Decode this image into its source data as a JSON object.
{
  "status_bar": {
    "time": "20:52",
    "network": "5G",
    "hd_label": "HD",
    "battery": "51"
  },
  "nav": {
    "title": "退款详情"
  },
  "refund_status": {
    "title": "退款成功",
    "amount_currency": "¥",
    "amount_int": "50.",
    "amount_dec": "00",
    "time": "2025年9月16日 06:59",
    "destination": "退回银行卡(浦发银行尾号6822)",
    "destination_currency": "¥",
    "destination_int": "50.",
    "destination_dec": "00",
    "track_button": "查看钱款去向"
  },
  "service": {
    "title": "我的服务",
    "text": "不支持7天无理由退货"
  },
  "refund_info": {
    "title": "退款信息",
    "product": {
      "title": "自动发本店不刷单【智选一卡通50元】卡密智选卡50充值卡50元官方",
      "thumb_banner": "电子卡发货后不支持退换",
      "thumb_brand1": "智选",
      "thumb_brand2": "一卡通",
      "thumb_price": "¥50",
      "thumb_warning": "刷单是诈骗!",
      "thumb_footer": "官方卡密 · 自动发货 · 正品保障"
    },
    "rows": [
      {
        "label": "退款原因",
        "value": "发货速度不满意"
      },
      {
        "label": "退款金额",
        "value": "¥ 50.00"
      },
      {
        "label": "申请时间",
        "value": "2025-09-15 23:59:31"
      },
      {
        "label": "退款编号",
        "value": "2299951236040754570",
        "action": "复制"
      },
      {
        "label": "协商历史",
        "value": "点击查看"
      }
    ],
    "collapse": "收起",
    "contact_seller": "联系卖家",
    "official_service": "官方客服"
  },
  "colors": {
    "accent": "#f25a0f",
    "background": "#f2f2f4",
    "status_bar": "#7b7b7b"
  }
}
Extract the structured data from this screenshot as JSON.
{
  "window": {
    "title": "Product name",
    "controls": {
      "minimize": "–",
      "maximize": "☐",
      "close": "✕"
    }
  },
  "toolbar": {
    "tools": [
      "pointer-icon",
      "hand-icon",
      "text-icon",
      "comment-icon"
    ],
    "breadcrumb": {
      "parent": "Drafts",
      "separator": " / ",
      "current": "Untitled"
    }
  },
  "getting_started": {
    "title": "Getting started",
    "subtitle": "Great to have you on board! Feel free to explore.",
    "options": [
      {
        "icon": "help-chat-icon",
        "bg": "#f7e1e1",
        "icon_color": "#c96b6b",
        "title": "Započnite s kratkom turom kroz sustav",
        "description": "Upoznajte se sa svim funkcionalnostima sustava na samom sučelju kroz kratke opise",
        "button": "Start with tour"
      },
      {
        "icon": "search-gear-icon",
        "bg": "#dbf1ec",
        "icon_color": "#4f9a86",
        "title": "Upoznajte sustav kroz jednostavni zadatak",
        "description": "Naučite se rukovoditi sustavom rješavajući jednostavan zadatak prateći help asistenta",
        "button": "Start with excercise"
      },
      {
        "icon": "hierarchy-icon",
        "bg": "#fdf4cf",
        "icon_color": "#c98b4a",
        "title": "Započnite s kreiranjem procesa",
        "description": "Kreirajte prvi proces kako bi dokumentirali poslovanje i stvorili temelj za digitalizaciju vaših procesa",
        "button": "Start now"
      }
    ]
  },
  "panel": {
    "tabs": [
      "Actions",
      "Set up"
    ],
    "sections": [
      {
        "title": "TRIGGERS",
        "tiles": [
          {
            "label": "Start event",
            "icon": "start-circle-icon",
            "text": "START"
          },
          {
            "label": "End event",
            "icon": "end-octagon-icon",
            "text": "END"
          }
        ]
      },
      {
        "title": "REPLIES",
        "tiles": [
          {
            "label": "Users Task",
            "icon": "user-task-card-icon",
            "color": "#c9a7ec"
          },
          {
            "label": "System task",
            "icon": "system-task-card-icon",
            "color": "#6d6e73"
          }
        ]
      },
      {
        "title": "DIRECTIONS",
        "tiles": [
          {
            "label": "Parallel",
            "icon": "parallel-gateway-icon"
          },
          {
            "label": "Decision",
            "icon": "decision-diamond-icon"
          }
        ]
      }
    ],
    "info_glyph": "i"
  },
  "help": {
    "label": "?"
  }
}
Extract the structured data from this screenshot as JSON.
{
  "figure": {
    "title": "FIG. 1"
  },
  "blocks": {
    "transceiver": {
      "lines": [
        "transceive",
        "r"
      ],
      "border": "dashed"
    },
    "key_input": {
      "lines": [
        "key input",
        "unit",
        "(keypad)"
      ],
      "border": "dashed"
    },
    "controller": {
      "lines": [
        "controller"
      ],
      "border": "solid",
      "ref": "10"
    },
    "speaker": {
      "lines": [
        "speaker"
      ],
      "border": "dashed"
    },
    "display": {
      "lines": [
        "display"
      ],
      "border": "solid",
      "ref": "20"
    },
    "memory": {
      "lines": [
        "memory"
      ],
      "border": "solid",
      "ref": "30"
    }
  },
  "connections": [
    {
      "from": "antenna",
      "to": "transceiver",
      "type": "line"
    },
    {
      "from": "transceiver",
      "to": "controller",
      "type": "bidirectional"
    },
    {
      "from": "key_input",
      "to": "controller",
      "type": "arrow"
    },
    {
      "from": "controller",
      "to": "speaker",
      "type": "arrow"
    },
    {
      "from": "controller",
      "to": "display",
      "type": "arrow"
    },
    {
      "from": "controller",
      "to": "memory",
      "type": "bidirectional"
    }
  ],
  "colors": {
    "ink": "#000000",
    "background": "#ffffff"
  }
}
= = = =
◆ **Exercise**
Reproduce each line verbatim.

◆ **Answer to the exercise**
Decode this image into its source data as a JSON object.
{
  "status_bar": {
    "time": "20:52",
    "network": "5G",
    "hd_label": "HD",
    "battery": "51"
  },
  "nav": {
    "title": "退款详情"
  },
  "refund_status": {
    "title": "退款成功",
    "amount_currency": "¥",
    "amount_int": "50.",
    "amount_dec": "00",
    "time": "2025年9月16日 06:59",
    "destination": "退回银行卡(浦发银行尾号6822)",
    "destination_currency": "¥",
    "destination_int": "50.",
    "destination_dec": "00",
    "track_button": "查看钱款去向"
  },
  "service": {
    "title": "我的服务",
    "text": "不支持7天无理由退货"
  },
  "refund_info": {
    "title": "退款信息",
    "product": {
      "title": "自动发本店不刷单【智选一卡通50元】卡密智选卡50充值卡50元官方",
      "thumb_banner": "电子卡发货后不支持退换",
      "thumb_brand1": "智选",
      "thumb_brand2": "一卡通",
      "thumb_price": "¥50",
      "thumb_warning": "刷单是诈骗!",
      "thumb_footer": "官方卡密 · 自动发货 · 正品保障"
    },
    "rows": [
      {
        "label": "退款原因",
        "value": "发货速度不满意"
      },
      {
        "label": "退款金额",
        "value": "¥ 50.00"
      },
      {
        "label": "申请时间",
        "value": "2025-09-15 23:59:31"
      },
      {
        "label": "退款编号",
        "value": "2299951236040754570",
        "action": "复制"
      },
      {
        "label": "协商历史",
        "value": "点击查看"
      }
    ],
    "collapse": "收起",
    "contact_seller": "联系卖家",
    "official_service": "官方客服"
  },
  "colors": {
    "accent": "#f25a0f",
    "background": "#f2f2f4",
    "status_bar": "#7b7b7b"
  }
}
Extract the structured data from this screenshot as JSON.
{
  "window": {
    "title": "Product name",
    "controls": {
      "minimize": "–",
      "maximize": "☐",
      "close": "✕"
    }
  },
  "toolbar": {
    "tools": [
      "pointer-icon",
      "hand-icon",
      "text-icon",
      "comment-icon"
    ],
    "breadcrumb": {
      "parent": "Drafts",
      "separator": " / ",
      "current": "Untitled"
    }
  },
  "getting_started": {
    "title": "Getting started",
    "subtitle": "Great to have you on board! Feel free to explore.",
    "options": [
      {
        "icon": "help-chat-icon",
        "bg": "#f7e1e1",
        "icon_color": "#c96b6b",
        "title": "Započnite s kratkom turom kroz sustav",
        "description": "Upoznajte se sa svim funkcionalnostima sustava na samom sučelju kroz kratke opise",
        "button": "Start with tour"
      },
      {
        "icon": "search-gear-icon",
        "bg": "#dbf1ec",
        "icon_color": "#4f9a86",
        "title": "Upoznajte sustav kroz jednostavni zadatak",
        "description": "Naučite se rukovoditi sustavom rješavajući jednostavan zadatak prateći help asistenta",
        "button": "Start with excercise"
      },
      {
        "icon": "hierarchy-icon",
        "bg": "#fdf4cf",
        "icon_color": "#c98b4a",
        "title": "Započnite s kreiranjem procesa",
        "description": "Kreirajte prvi proces kako bi dokumentirali poslovanje i stvorili temelj za digitalizaciju vaših procesa",
        "button": "Start now"
      }
    ]
  },
  "panel": {
    "tabs": [
      "Actions",
      "Set up"
    ],
    "sections": [
      {
        "title": "TRIGGERS",
        "tiles": [
          {
            "label": "Start event",
            "icon": "start-circle-icon",
            "text": "START"
          },
          {
            "label": "End event",
            "icon": "end-octagon-icon",
            "text": "END"
          }
        ]
      },
      {
        "title": "REPLIES",
        "tiles": [
          {
            "label": "Users Task",
            "icon": "user-task-card-icon",
            "color": "#c9a7ec"
          },
          {
            "label": "System task",
            "icon": "system-task-card-icon",
            "color": "#6d6e73"
          }
        ]
      },
      {
        "title": "DIRECTIONS",
        "tiles": [
          {
            "label": "Parallel",
            "icon": "parallel-gateway-icon"
          },
          {
            "label": "Decision",
            "icon": "decision-diamond-icon"
          }
        ]
      }
    ],
    "info_glyph": "i"
  },
  "help": {
    "label": "?"
  }
}
Extract the structured data from this screenshot as JSON.
{
  "figure": {
    "title": "FIG. 1"
  },
  "blocks": {
    "transceiver": {
      "lines": [
        "transceive",
        "r"
      ],
      "border": "dashed"
    },
    "key_input": {
      "lines": [
        "key input",
        "unit",
        "(keypad)"
      ],
      "border": "dashed"
    },
    "controller": {
      "lines": [
        "controller"
      ],
      "border": "solid",
      "ref": "10"
    },
    "speaker": {
      "lines": [
        "speaker"
      ],
      "border": "dashed"
    },
    "display": {
      "lines": [
        "display"
      ],
      "border": "solid",
      "ref": "20"
    },
    "memory": {
      "lines": [
        "memory"
      ],
      "border": "solid",
      "ref": "30"
    }
  },
  "connections": [
    {
      "from": "antenna",
      "to": "transceiver",
      "type": "line"
    },
    {
      "from": "transceiver",
      "to": "controller",
      "type": "bidirectional"
    },
    {
      "from": "key_input",
      "to": "controller",
      "type": "arrow"
    },
    {
      "from": "controller",
      "to": "speaker",
      "type": "arrow"
    },
    {
      "from": "controller",
      "to": "display",
      "type": "arrow"
    },
    {
      "from": "controller",
      "to": "memory",
      "type": "bidirectional"
    }
  ],
  "colors": {
    "ink": "#000000",
    "background": "#ffffff"
  }
}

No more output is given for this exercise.